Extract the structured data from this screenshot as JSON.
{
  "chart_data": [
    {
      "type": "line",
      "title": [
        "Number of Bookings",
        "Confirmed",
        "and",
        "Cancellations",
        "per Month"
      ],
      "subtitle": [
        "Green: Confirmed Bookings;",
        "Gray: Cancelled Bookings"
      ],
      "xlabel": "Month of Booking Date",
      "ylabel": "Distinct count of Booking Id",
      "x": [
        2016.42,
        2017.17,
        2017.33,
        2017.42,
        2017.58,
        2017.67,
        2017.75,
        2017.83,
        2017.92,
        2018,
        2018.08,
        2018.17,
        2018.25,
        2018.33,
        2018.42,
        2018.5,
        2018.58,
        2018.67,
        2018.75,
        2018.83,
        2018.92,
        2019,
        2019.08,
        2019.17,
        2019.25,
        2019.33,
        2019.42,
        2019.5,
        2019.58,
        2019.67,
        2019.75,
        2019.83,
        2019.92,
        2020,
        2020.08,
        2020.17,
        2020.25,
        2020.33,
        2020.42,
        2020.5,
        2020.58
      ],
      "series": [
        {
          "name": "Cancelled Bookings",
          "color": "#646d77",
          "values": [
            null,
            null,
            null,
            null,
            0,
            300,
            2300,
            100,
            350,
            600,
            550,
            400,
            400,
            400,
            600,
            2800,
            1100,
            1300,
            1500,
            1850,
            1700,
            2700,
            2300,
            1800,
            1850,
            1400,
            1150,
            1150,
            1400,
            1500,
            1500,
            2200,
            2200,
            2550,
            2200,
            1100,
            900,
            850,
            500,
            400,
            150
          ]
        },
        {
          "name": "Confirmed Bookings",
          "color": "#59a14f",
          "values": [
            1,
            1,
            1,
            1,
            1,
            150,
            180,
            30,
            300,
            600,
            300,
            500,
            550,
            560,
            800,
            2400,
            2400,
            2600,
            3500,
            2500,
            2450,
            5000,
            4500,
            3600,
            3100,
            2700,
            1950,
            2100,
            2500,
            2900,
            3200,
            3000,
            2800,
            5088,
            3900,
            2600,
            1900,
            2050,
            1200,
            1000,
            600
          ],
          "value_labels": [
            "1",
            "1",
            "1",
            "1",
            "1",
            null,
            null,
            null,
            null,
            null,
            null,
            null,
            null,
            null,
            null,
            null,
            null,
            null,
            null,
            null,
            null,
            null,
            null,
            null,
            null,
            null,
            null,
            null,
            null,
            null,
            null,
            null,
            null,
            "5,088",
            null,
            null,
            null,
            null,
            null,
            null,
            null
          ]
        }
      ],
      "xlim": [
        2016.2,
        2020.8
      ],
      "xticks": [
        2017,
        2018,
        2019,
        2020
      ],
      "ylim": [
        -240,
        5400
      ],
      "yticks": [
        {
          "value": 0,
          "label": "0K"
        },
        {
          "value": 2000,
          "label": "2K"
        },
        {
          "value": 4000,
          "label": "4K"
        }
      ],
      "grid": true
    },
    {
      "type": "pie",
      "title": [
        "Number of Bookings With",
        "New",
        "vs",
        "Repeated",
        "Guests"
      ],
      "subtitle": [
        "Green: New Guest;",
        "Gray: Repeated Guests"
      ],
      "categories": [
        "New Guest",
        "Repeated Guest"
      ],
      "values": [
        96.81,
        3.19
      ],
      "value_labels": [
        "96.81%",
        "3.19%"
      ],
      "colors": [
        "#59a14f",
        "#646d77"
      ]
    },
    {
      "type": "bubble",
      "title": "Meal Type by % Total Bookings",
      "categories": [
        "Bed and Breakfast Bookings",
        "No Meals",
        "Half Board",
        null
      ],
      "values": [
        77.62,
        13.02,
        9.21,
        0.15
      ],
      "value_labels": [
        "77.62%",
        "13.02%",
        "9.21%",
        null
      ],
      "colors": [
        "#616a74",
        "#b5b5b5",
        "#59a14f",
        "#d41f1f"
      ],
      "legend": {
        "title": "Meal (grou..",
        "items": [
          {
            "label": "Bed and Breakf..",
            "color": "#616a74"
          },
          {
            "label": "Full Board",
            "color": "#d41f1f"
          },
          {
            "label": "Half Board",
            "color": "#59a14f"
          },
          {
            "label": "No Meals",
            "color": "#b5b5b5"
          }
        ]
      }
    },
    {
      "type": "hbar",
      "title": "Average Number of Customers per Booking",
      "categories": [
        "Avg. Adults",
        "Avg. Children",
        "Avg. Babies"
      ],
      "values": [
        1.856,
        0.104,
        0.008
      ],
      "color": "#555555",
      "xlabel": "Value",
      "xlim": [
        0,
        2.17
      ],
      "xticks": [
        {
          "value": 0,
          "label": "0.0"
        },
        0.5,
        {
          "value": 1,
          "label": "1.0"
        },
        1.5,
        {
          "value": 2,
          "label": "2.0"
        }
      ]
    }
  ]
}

• • • •

● WRITTEN EXERCISE
Give all of the entries again, word for word.

● RESPONSE TO THE EXERCISE
Extract the structured data from this screenshot as JSON.
{
  "chart_data": [
    {
      "type": "line",
      "title": [
        "Number of Bookings",
        "Confirmed",
        "and",
        "Cancellations",
        "per Month"
      ],
      "subtitle": [
        "Green: Confirmed Bookings;",
        "Gray: Cancelled Bookings"
      ],
      "xlabel": "Month of Booking Date",
      "ylabel": "Distinct count of Booking Id",
      "x": [
        2016.42,
        2017.17,
        2017.33,
        2017.42,
        2017.58,
        2017.67,
        2017.75,
        2017.83,
        2017.92,
        2018,
        2018.08,
        2018.17,
        2018.25,
        2018.33,
        2018.42,
        2018.5,
        2018.58,
        2018.67,
        2018.75,
        2018.83,
        2018.92,
        2019,
        2019.08,
        2019.17,
        2019.25,
        2019.33,
        2019.42,
        2019.5,
        2019.58,
        2019.67,
        2019.75,
        2019.83,
        2019.92,
        2020,
        2020.08,
        2020.17,
        2020.25,
        2020.33,
        2020.42,
        2020.5,
        2020.58
      ],
      "series": [
        {
          "name": "Cancelled Bookings",
          "color": "#646d77",
          "values": [
            null,
            null,
            null,
            null,
            0,
            300,
            2300,
            100,
            350,
            600,
            550,
            400,
            400,
            400,
            600,
            2800,
            1100,
            1300,
            1500,
            1850,
            1700,
            2700,
            2300,
            1800,
            1850,
            1400,
            1150,
            1150,
            1400,
            1500,
            1500,
            2200,
            2200,
            2550,
            2200,
            1100,
            900,
            850,
            500,
            400,
            150
          ]
        },
        {
          "name": "Confirmed Bookings",
          "color": "#59a14f",
          "values": [
            1,
            1,
            1,
            1,
            1,
            150,
            180,
            30,
            300,
            600,
            300,
            500,
            550,
            560,
            800,
            2400,
            2400,
            2600,
            3500,
            2500,
            2450,
            5000,
            4500,
            3600,
            3100,
            2700,
            1950,
            2100,
            2500,
            2900,
            3200,
            3000,
            2800,
            5088,
            3900,
            2600,
            1900,
            2050,
            1200,
            1000,
            600
          ],
          "value_labels": [
            "1",
            "1",
            "1",
            "1",
            "1",
            null,
            null,
            null,
            null,
            null,
            null,
            null,
            null,
            null,
            null,
            null,
            null,
            null,
            null,
            null,
            null,
            null,
            null,
            null,
            null,
            null,
            null,
            null,
            null,
            null,
            null,
            null,
            null,
            "5,088",
            null,
            null,
            null,
            null,
            null,
            null,
            null
          ]
        }
      ],
      "xlim": [
        2016.2,
        2020.8
      ],
      "xticks": [
        2017,
        2018,
        2019,
        2020
      ],
      "ylim": [
        -240,
        5400
      ],
      "yticks": [
        {
          "value": 0,
          "label": "0K"
        },
        {
          "value": 2000,
          "label": "2K"
        },
        {
          "value": 4000,
          "label": "4K"
        }
      ],
      "grid": true
    },
    {
      "type": "pie",
      "title": [
        "Number of Bookings With",
        "New",
        "vs",
        "Repeated",
        "Guests"
      ],
      "subtitle": [
        "Green: New Guest;",
        "Gray: Repeated Guests"
      ],
      "categories": [
        "New Guest",
        "Repeated Guest"
      ],
      "values": [
        96.81,
        3.19
      ],
      "value_labels": [
        "96.81%",
        "3.19%"
      ],
      "colors": [
        "#59a14f",
        "#646d77"
      ]
    },
    {
      "type": "bubble",
      "title": "Meal Type by % Total Bookings",
      "categories": [
        "Bed and Breakfast Bookings",
        "No Meals",
        "Half Board",
        null
      ],
      "values": [
        77.62,
        13.02,
        9.21,
        0.15
      ],
      "value_labels": [
        "77.62%",
        "13.02%",
        "9.21%",
        null
      ],
      "colors": [
        "#616a74",
        "#b5b5b5",
        "#59a14f",
        "#d41f1f"
      ],
      "legend": {
        "title": "Meal (grou..",
        "items": [
          {
            "label": "Bed and Breakf..",
            "color": "#616a74"
          },
          {
            "label": "Full Board",
            "color": "#d41f1f"
          },
          {
            "label": "Half Board",
            "color": "#59a14f"
          },
          {
            "label": "No Meals",
            "color": "#b5b5b5"
          }
        ]
      }
    },
    {
      "type": "hbar",
      "title": "Average Number of Customers per Booking",
      "categories": [
        "Avg. Adults",
        "Avg. Children",
        "Avg. Babies"
      ],
      "values": [
        1.856,
        0.104,
        0.008
      ],
      "color": "#555555",
      "xlabel": "Value",
      "xlim": [
        0,
        2.17
      ],
      "xticks": [
        {
          "value": 0,
          "label": "0.0"
        },
        0.5,
        {
          "value": 1,
          "label": "1.0"
        },
        1.5,
        {
          "value": 2,
          "label": "2.0"
        }
      ]
    }
  ]
}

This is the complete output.